Extract all lines from the data beneath that include the word "سوريا".

+++

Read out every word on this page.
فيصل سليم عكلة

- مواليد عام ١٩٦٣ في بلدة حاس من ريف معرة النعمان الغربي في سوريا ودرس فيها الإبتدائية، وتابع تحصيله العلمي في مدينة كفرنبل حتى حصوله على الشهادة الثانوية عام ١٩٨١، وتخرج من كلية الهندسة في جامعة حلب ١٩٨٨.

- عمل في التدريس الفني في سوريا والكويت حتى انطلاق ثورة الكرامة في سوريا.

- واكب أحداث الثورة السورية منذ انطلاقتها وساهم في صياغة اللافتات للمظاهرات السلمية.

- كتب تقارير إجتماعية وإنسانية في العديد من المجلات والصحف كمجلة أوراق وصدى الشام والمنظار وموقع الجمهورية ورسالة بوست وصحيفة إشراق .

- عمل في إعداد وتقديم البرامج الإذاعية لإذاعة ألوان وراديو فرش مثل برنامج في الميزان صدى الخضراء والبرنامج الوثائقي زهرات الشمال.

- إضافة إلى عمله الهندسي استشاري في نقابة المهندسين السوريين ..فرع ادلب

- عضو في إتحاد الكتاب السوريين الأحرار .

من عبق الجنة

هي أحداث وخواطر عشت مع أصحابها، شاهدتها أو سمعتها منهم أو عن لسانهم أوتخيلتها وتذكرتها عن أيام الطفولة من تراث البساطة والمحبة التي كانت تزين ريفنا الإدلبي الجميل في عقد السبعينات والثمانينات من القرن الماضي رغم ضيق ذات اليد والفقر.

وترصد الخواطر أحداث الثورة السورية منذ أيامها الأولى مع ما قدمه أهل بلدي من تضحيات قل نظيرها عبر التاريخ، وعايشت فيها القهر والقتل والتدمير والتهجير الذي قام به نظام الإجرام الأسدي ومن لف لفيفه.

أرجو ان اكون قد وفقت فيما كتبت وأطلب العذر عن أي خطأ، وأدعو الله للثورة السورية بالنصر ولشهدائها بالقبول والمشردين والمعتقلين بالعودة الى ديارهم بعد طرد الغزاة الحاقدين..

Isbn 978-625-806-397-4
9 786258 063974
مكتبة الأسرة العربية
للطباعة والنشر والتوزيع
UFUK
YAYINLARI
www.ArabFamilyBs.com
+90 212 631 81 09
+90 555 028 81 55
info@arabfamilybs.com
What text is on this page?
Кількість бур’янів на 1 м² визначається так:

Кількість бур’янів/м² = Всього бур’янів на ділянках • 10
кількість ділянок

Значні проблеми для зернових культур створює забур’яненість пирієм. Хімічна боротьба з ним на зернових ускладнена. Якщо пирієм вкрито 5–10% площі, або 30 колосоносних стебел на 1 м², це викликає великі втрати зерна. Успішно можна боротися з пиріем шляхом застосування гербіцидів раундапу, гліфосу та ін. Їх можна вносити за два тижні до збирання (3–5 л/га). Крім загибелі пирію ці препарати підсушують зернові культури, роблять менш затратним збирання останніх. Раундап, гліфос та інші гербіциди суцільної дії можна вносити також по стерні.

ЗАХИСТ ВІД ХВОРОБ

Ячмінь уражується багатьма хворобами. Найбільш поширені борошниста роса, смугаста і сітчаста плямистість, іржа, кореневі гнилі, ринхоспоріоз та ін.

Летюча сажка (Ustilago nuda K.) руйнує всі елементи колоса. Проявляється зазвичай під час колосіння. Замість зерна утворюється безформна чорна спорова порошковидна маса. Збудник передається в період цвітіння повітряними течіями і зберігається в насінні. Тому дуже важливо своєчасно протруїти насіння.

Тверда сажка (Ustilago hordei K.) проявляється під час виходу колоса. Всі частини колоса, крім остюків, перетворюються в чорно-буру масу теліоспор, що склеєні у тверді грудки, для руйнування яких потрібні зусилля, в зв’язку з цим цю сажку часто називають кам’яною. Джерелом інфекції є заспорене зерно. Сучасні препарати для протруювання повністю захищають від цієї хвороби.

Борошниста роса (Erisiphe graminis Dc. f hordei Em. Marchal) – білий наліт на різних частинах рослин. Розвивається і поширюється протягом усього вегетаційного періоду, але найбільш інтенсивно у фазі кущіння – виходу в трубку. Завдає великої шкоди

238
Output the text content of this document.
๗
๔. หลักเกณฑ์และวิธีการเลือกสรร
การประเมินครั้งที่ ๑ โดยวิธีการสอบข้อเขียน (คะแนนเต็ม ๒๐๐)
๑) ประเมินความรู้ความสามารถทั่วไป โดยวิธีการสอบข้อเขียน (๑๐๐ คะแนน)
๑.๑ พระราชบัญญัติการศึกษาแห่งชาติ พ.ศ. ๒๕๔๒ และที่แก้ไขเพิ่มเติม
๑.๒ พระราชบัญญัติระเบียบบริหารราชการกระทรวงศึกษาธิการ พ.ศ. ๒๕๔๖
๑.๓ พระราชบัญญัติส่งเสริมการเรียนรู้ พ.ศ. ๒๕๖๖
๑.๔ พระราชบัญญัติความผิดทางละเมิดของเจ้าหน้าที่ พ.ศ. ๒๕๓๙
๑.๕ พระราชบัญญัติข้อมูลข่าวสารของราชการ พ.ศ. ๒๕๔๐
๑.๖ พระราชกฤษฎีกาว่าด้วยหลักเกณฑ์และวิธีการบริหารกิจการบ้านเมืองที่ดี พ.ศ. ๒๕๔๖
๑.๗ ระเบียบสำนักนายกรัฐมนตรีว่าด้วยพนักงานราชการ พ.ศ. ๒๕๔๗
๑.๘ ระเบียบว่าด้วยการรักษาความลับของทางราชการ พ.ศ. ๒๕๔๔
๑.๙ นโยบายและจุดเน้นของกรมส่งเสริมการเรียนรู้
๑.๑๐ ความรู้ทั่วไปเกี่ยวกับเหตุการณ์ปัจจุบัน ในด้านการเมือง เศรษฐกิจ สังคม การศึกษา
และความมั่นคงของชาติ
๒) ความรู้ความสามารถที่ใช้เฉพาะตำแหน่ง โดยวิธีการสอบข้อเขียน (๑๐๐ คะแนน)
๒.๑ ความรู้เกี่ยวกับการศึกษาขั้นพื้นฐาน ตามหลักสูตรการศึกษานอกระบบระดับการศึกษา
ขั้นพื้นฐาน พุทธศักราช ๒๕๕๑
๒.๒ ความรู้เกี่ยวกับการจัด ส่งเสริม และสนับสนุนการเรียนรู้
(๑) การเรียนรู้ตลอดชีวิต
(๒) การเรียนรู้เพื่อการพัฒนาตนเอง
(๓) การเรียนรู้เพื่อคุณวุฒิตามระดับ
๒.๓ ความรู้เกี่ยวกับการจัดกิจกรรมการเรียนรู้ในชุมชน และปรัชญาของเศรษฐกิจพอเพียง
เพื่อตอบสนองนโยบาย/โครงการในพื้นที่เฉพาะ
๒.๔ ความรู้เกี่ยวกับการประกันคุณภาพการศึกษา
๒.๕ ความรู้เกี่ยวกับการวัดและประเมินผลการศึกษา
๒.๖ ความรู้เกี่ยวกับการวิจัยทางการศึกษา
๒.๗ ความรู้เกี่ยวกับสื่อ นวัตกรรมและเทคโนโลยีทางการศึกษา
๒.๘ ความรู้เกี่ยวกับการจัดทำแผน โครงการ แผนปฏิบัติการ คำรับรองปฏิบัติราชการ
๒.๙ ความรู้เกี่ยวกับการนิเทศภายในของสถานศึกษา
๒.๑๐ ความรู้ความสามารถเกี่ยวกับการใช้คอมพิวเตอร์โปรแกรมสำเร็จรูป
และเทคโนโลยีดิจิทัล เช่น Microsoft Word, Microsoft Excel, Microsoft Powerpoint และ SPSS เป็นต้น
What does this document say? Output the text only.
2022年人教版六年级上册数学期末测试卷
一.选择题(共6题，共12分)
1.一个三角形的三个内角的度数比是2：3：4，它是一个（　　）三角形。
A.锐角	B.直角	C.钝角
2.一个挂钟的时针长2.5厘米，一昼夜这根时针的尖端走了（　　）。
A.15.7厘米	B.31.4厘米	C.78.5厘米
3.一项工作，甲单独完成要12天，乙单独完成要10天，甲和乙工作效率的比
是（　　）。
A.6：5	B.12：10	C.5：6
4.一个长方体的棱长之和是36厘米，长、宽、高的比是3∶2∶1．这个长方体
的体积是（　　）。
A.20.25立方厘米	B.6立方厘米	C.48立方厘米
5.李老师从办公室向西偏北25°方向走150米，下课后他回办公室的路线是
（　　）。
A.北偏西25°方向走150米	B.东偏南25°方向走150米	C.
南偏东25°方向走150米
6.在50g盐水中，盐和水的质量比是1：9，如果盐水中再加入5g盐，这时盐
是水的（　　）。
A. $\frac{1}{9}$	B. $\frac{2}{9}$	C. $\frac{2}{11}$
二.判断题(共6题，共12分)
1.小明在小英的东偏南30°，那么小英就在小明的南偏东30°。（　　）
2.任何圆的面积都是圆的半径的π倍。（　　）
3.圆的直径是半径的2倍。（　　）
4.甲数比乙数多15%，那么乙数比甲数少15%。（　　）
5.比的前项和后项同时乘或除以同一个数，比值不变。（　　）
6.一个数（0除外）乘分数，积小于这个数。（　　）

+++

▸ Full solution:
- مواليد عام ١٩٦٣ في بلدة حاس من ريف معرة النعمان الغربي في سوريا ودرس فيها الإبتدائية، وتابع تحصيله العلمي في مدينة كفرنبل حتى حصوله على الشهادة الثانوية عام ١٩٨١، وتخرج من كلية الهندسة في جامعة حلب ١٩٨٨.
- عمل في التدريس الفني في سوريا والكويت حتى انطلاق ثورة الكرامة في سوريا.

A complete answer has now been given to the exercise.